**Exercise details:** Retype the records that come next, word for word.

**Supplied data:**
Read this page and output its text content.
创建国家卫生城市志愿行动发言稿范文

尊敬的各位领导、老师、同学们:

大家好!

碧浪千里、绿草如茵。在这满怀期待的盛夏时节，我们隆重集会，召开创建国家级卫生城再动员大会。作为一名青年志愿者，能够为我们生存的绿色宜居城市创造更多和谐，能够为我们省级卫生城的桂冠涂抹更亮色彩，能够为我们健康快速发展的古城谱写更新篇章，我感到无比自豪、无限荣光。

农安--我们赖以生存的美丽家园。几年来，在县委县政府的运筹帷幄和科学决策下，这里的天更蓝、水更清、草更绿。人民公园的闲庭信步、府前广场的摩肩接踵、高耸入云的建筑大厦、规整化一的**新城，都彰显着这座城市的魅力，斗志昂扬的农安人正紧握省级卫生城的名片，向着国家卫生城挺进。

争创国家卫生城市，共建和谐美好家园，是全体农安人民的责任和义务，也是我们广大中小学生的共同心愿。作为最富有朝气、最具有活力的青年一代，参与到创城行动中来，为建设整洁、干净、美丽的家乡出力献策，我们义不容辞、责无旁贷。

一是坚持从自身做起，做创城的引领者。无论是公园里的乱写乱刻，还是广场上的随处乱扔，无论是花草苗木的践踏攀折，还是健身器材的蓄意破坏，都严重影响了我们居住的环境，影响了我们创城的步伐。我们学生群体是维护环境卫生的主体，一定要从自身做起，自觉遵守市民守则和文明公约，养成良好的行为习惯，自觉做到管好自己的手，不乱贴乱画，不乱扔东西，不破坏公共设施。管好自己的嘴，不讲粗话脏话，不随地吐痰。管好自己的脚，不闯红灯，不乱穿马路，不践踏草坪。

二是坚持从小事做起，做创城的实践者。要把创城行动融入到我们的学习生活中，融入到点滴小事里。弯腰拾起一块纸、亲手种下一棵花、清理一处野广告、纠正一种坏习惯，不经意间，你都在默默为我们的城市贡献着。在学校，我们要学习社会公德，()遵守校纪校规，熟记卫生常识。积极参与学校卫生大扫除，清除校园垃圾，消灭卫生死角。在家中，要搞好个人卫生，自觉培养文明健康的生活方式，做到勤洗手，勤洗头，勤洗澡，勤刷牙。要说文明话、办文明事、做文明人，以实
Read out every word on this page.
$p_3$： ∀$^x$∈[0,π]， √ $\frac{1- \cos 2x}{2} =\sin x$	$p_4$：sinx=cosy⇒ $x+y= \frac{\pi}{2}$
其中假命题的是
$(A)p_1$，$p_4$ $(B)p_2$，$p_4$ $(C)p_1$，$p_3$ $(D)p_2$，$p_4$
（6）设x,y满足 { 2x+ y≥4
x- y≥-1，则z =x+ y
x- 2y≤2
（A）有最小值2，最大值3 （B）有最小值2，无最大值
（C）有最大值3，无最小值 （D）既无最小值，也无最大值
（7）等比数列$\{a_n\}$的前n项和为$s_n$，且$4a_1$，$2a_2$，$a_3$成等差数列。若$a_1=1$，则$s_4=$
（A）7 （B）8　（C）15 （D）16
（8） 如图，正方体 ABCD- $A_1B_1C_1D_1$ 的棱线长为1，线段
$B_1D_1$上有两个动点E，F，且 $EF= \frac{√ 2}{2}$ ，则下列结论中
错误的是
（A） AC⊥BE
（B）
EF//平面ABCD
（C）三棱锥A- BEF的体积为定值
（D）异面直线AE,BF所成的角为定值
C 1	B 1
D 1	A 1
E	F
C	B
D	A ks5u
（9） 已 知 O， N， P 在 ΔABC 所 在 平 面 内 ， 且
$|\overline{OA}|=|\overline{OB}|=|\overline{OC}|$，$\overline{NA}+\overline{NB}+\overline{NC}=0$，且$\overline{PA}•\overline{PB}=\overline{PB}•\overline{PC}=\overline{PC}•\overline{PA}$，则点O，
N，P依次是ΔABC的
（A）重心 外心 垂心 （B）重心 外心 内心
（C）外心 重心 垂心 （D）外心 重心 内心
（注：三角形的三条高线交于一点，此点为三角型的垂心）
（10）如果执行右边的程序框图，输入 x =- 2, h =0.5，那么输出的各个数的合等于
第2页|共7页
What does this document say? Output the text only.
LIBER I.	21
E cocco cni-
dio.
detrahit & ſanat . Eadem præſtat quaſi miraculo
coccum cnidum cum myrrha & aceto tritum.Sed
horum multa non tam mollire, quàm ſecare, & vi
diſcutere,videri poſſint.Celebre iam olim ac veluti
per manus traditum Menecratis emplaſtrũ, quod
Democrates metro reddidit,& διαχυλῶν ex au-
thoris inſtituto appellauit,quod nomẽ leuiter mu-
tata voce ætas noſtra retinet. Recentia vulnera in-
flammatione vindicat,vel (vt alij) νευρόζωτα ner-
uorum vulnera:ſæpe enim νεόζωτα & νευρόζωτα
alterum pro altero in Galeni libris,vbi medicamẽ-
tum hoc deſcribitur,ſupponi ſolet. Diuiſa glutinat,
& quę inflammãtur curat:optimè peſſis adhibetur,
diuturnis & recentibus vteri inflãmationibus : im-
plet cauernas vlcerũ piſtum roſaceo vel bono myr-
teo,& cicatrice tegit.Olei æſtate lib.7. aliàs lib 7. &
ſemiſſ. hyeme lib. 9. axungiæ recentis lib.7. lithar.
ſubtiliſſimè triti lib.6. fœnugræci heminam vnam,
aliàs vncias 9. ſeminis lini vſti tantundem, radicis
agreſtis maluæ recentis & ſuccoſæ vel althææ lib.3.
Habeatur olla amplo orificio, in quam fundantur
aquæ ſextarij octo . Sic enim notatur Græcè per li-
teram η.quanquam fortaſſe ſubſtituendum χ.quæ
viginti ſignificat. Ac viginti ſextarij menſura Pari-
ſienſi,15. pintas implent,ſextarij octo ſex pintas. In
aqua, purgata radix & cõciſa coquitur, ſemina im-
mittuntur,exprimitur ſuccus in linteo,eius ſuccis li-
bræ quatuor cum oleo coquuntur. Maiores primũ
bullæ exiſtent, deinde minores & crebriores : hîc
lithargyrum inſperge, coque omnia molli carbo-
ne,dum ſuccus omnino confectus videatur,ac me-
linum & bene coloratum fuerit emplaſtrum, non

**Answer to this exercise:**
Read this page and output its text content.
创建国家卫生城市志愿行动发言稿范文

尊敬的各位领导、老师、同学们:

大家好!

碧浪千里、绿草如茵。在这满怀期待的盛夏时节，我们隆重集会，召开创建国家级卫生城再动员大会。作为一名青年志愿者，能够为我们生存的绿色宜居城市创造更多和谐，能够为我们省级卫生城的桂冠涂抹更亮色彩，能够为我们健康快速发展的古城谱写更新篇章，我感到无比自豪、无限荣光。

农安--我们赖以生存的美丽家园。几年来，在县委县政府的运筹帷幄和科学决策下，这里的天更蓝、水更清、草更绿。人民公园的闲庭信步、府前广场的摩肩接踵、高耸入云的建筑大厦、规整化一的**新城，都彰显着这座城市的魅力，斗志昂扬的农安人正紧握省级卫生城的名片，向着国家卫生城挺进。

争创国家卫生城市，共建和谐美好家园，是全体农安人民的责任和义务，也是我们广大中小学生的共同心愿。作为最富有朝气、最具有活力的青年一代，参与到创城行动中来，为建设整洁、干净、美丽的家乡出力献策，我们义不容辞、责无旁贷。

一是坚持从自身做起，做创城的引领者。无论是公园里的乱写乱刻，还是广场上的随处乱扔，无论是花草苗木的践踏攀折，还是健身器材的蓄意破坏，都严重影响了我们居住的环境，影响了我们创城的步伐。我们学生群体是维护环境卫生的主体，一定要从自身做起，自觉遵守市民守则和文明公约，养成良好的行为习惯，自觉做到管好自己的手，不乱贴乱画，不乱扔东西，不破坏公共设施。管好自己的嘴，不讲粗话脏话，不随地吐痰。管好自己的脚，不闯红灯，不乱穿马路，不践踏草坪。

二是坚持从小事做起，做创城的实践者。要把创城行动融入到我们的学习生活中，融入到点滴小事里。弯腰拾起一块纸、亲手种下一棵花、清理一处野广告、纠正一种坏习惯，不经意间，你都在默默为我们的城市贡献着。在学校，我们要学习社会公德，()遵守校纪校规，熟记卫生常识。积极参与学校卫生大扫除，清除校园垃圾，消灭卫生死角。在家中，要搞好个人卫生，自觉培养文明健康的生活方式，做到勤洗手，勤洗头，勤洗澡，勤刷牙。要说文明话、办文明事、做文明人，以实
Read out every word on this page.
$p_3$： ∀$^x$∈[0,π]， √ $\frac{1- \cos 2x}{2} =\sin x$	$p_4$：sinx=cosy⇒ $x+y= \frac{\pi}{2}$
其中假命题的是
$(A)p_1$，$p_4$ $(B)p_2$，$p_4$ $(C)p_1$，$p_3$ $(D)p_2$，$p_4$
（6）设x,y满足 { 2x+ y≥4
x- y≥-1，则z =x+ y
x- 2y≤2
（A）有最小值2，最大值3 （B）有最小值2，无最大值
（C）有最大值3，无最小值 （D）既无最小值，也无最大值
（7）等比数列$\{a_n\}$的前n项和为$s_n$，且$4a_1$，$2a_2$，$a_3$成等差数列。若$a_1=1$，则$s_4=$
（A）7 （B）8　（C）15 （D）16
（8） 如图，正方体 ABCD- $A_1B_1C_1D_1$ 的棱线长为1，线段
$B_1D_1$上有两个动点E，F，且 $EF= \frac{√ 2}{2}$ ，则下列结论中
错误的是
（A） AC⊥BE
（B）
EF//平面ABCD
（C）三棱锥A- BEF的体积为定值
（D）异面直线AE,BF所成的角为定值
C 1	B 1
D 1	A 1
E	F
C	B
D	A ks5u
（9） 已 知 O， N， P 在 ΔABC 所 在 平 面 内 ， 且
$|\overline{OA}|=|\overline{OB}|=|\overline{OC}|$，$\overline{NA}+\overline{NB}+\overline{NC}=0$，且$\overline{PA}•\overline{PB}=\overline{PB}•\overline{PC}=\overline{PC}•\overline{PA}$，则点O，
N，P依次是ΔABC的
（A）重心 外心 垂心 （B）重心 外心 内心
（C）外心 重心 垂心 （D）外心 重心 内心
（注：三角形的三条高线交于一点，此点为三角型的垂心）
（10）如果执行右边的程序框图，输入 x =- 2, h =0.5，那么输出的各个数的合等于
第2页|共7页
What does this document say? Output the text only.
LIBER I.	21
E cocco cni-
dio.
detrahit & ſanat . Eadem præſtat quaſi miraculo
coccum cnidum cum myrrha & aceto tritum.Sed
horum multa non tam mollire, quàm ſecare, & vi
diſcutere,videri poſſint.Celebre iam olim ac veluti
per manus traditum Menecratis emplaſtrũ, quod
Democrates metro reddidit,& διαχυλῶν ex au-
thoris inſtituto appellauit,quod nomẽ leuiter mu-
tata voce ætas noſtra retinet. Recentia vulnera in-
flammatione vindicat,vel (vt alij) νευρόζωτα ner-
uorum vulnera:ſæpe enim νεόζωτα & νευρόζωτα
alterum pro altero in Galeni libris,vbi medicamẽ-
tum hoc deſcribitur,ſupponi ſolet. Diuiſa glutinat,
& quę inflammãtur curat:optimè peſſis adhibetur,
diuturnis & recentibus vteri inflãmationibus : im-
plet cauernas vlcerũ piſtum roſaceo vel bono myr-
teo,& cicatrice tegit.Olei æſtate lib.7. aliàs lib 7. &
ſemiſſ. hyeme lib. 9. axungiæ recentis lib.7. lithar.
ſubtiliſſimè triti lib.6. fœnugræci heminam vnam,
aliàs vncias 9. ſeminis lini vſti tantundem, radicis
agreſtis maluæ recentis & ſuccoſæ vel althææ lib.3.
Habeatur olla amplo orificio, in quam fundantur
aquæ ſextarij octo . Sic enim notatur Græcè per li-
teram η.quanquam fortaſſe ſubſtituendum χ.quæ
viginti ſignificat. Ac viginti ſextarij menſura Pari-
ſienſi,15. pintas implent,ſextarij octo ſex pintas. In
aqua, purgata radix & cõciſa coquitur, ſemina im-
mittuntur,exprimitur ſuccus in linteo,eius ſuccis li-
bræ quatuor cum oleo coquuntur. Maiores primũ
bullæ exiſtent, deinde minores & crebriores : hîc
lithargyrum inſperge, coque omnia molli carbo-
ne,dum ſuccus omnino confectus videatur,ac me-
linum & bene coloratum fuerit emplaſtrum, non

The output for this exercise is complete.